____ Provided data

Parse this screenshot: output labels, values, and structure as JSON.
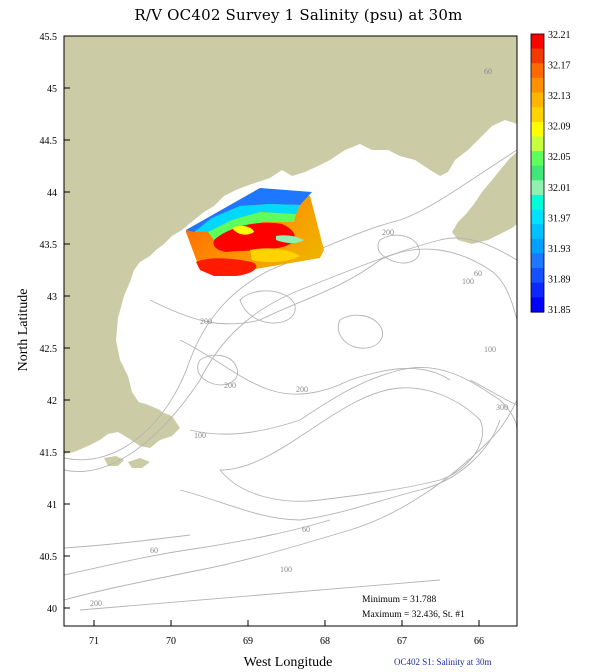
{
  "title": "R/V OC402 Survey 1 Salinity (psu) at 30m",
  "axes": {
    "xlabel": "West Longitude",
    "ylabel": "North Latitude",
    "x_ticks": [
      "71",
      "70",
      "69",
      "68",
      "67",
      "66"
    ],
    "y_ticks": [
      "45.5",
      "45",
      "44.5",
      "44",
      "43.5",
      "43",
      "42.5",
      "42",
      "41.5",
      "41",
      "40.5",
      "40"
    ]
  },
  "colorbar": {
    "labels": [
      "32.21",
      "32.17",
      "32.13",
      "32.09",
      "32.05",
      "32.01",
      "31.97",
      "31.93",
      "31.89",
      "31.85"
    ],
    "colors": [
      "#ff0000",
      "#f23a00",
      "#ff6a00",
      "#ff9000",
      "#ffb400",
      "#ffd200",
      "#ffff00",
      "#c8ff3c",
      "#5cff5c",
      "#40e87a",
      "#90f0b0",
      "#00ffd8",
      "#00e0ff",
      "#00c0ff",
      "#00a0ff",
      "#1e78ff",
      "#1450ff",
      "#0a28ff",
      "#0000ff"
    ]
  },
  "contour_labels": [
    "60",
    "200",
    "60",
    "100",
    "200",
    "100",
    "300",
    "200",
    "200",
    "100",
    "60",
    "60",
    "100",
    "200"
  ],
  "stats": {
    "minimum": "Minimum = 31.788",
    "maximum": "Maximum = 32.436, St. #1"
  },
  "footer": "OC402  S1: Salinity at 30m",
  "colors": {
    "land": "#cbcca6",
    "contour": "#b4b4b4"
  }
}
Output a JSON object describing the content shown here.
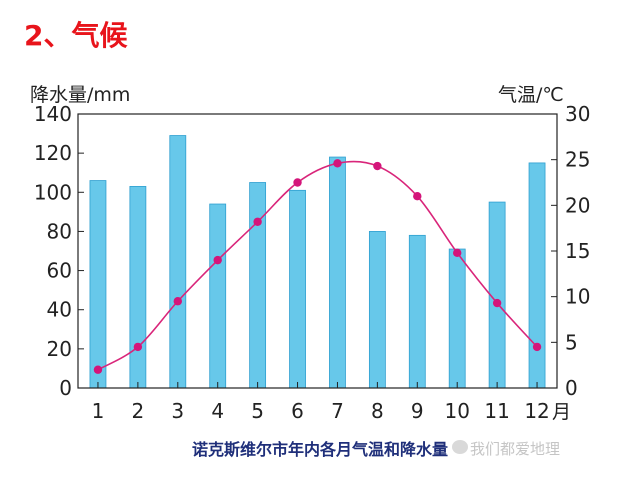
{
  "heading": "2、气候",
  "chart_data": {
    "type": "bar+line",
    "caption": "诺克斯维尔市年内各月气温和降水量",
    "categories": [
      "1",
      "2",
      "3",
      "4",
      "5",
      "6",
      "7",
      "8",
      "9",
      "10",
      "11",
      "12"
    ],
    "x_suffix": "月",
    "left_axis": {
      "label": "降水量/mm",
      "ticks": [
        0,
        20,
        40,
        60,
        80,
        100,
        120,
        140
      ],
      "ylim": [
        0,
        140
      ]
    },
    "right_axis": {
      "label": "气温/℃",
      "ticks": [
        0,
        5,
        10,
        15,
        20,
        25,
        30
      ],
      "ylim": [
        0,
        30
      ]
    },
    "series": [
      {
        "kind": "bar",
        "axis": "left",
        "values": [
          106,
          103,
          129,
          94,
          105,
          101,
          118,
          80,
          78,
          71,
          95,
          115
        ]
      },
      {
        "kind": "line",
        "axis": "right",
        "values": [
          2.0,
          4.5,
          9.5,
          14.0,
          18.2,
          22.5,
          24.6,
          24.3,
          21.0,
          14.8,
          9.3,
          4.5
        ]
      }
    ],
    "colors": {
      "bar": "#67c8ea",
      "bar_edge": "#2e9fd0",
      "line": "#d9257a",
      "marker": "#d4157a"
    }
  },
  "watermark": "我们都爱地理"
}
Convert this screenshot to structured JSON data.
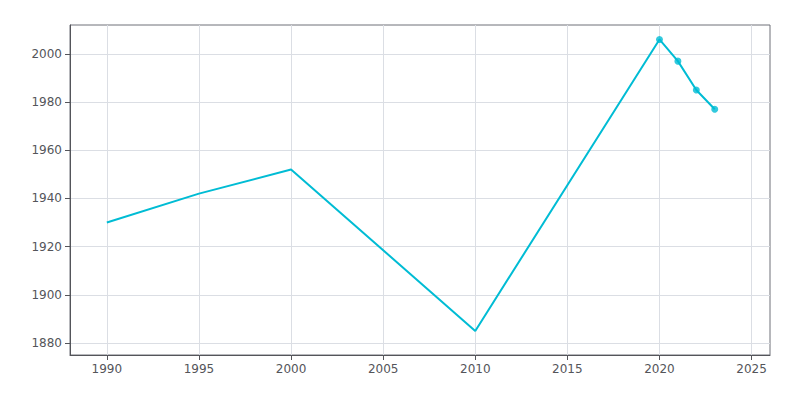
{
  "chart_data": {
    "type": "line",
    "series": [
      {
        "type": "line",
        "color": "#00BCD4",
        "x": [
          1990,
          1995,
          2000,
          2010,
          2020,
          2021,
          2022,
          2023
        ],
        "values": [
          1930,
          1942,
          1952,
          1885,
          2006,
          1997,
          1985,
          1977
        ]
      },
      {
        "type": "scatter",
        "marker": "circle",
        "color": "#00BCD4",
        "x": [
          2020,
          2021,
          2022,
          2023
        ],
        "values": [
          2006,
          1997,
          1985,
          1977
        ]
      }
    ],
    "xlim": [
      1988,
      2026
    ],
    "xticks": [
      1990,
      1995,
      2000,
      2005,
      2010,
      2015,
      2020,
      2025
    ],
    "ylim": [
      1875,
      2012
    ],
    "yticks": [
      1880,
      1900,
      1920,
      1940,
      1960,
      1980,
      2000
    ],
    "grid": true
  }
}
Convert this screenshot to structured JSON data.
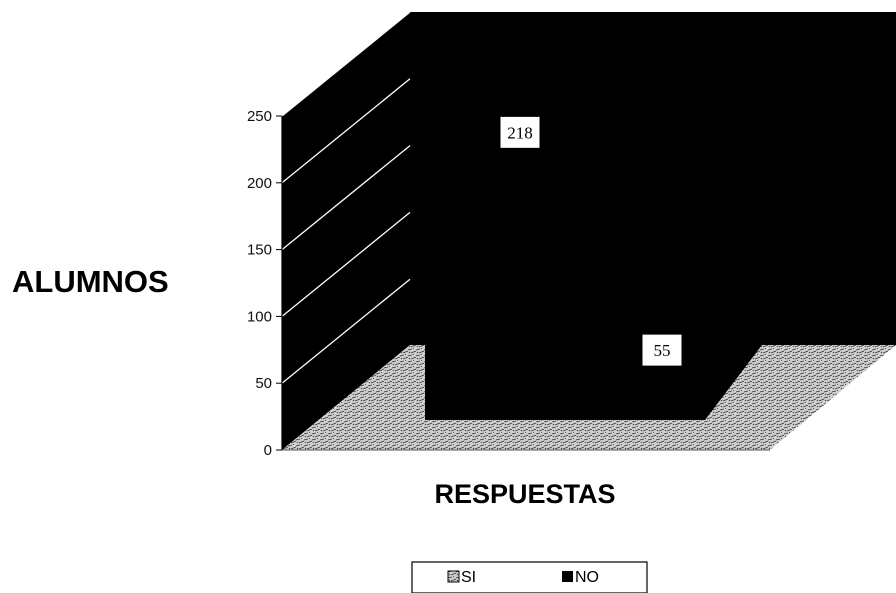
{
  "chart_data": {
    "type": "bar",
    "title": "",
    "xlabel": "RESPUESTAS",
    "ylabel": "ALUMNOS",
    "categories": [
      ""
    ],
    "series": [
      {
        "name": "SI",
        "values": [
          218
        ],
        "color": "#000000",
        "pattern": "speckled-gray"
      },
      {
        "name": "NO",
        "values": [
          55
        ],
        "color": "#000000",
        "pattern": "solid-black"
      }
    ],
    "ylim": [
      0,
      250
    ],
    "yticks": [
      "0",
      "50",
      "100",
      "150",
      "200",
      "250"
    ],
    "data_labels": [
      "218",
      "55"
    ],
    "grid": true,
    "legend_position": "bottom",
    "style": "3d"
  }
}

________

Answer only with how many lines in the records include "type".

> [Response below]:
5